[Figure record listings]
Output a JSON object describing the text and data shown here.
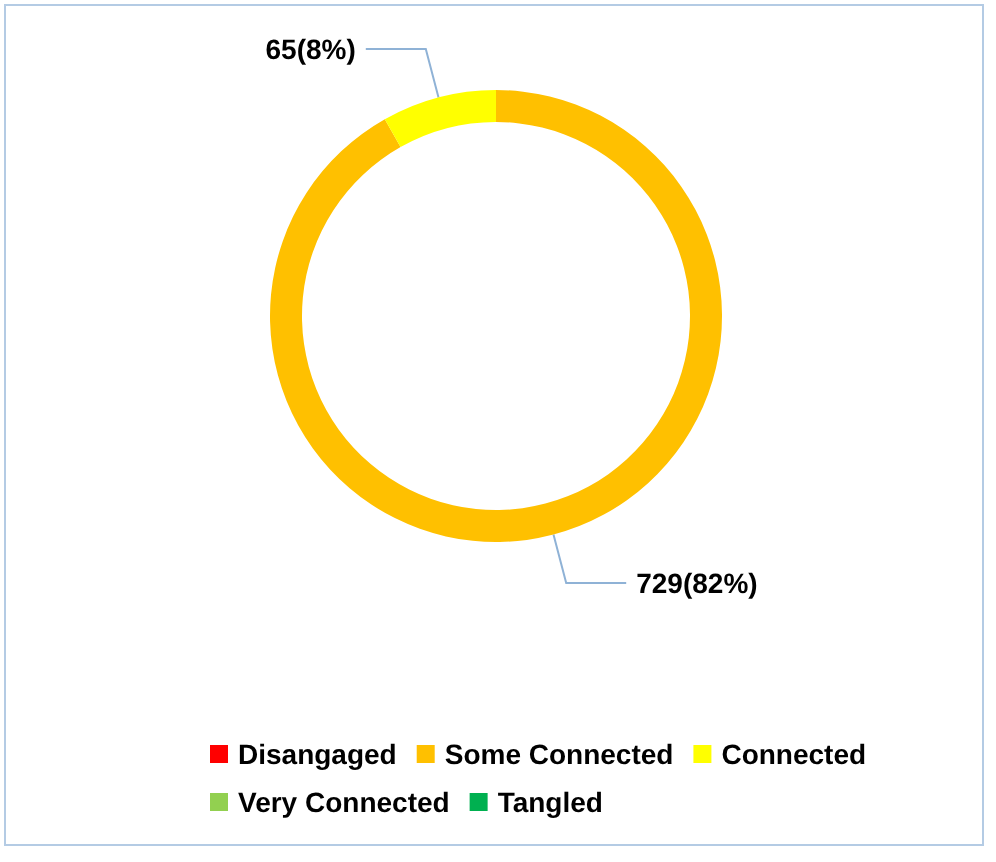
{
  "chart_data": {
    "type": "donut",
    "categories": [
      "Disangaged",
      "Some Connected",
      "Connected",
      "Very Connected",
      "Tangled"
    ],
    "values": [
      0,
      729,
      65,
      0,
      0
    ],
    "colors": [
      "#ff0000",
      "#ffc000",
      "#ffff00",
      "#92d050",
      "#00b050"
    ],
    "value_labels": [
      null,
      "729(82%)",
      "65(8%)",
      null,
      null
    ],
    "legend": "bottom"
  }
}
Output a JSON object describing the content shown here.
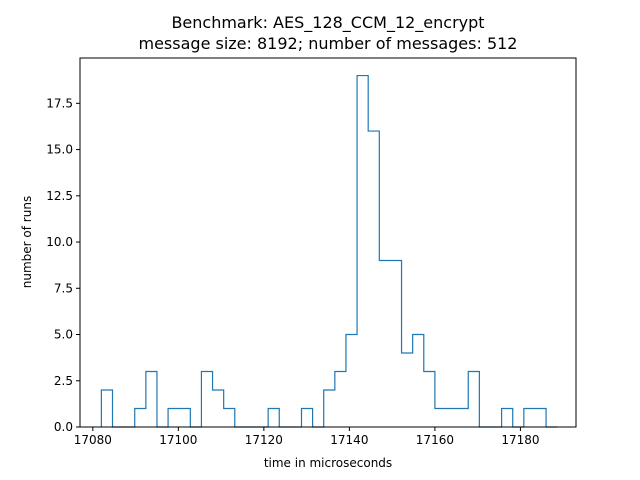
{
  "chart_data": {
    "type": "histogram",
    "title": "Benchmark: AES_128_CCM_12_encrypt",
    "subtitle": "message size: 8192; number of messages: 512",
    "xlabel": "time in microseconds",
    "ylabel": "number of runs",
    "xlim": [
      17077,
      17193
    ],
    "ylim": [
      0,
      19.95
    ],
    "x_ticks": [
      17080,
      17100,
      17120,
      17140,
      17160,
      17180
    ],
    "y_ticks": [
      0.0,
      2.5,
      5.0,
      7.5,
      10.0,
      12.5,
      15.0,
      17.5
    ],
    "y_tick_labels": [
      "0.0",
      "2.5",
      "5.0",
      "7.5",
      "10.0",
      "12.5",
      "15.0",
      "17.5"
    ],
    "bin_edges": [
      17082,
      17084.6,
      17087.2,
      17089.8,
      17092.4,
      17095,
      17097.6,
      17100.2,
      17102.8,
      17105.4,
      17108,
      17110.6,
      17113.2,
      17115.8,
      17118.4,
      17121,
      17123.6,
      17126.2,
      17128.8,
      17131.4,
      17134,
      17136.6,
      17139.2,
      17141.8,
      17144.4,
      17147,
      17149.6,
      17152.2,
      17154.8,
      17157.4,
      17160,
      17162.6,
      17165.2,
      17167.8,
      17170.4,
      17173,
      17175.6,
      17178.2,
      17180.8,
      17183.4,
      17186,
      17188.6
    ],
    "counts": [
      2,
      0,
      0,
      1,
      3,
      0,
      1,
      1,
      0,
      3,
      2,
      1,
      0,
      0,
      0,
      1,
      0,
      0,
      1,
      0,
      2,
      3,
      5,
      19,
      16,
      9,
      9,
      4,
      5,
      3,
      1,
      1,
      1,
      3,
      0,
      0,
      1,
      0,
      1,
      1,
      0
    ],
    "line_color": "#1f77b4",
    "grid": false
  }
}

→ **Problem description**
For the material, find the number of lines holding the word "here" and give that figure and nothing more.

→ **Correct result**
2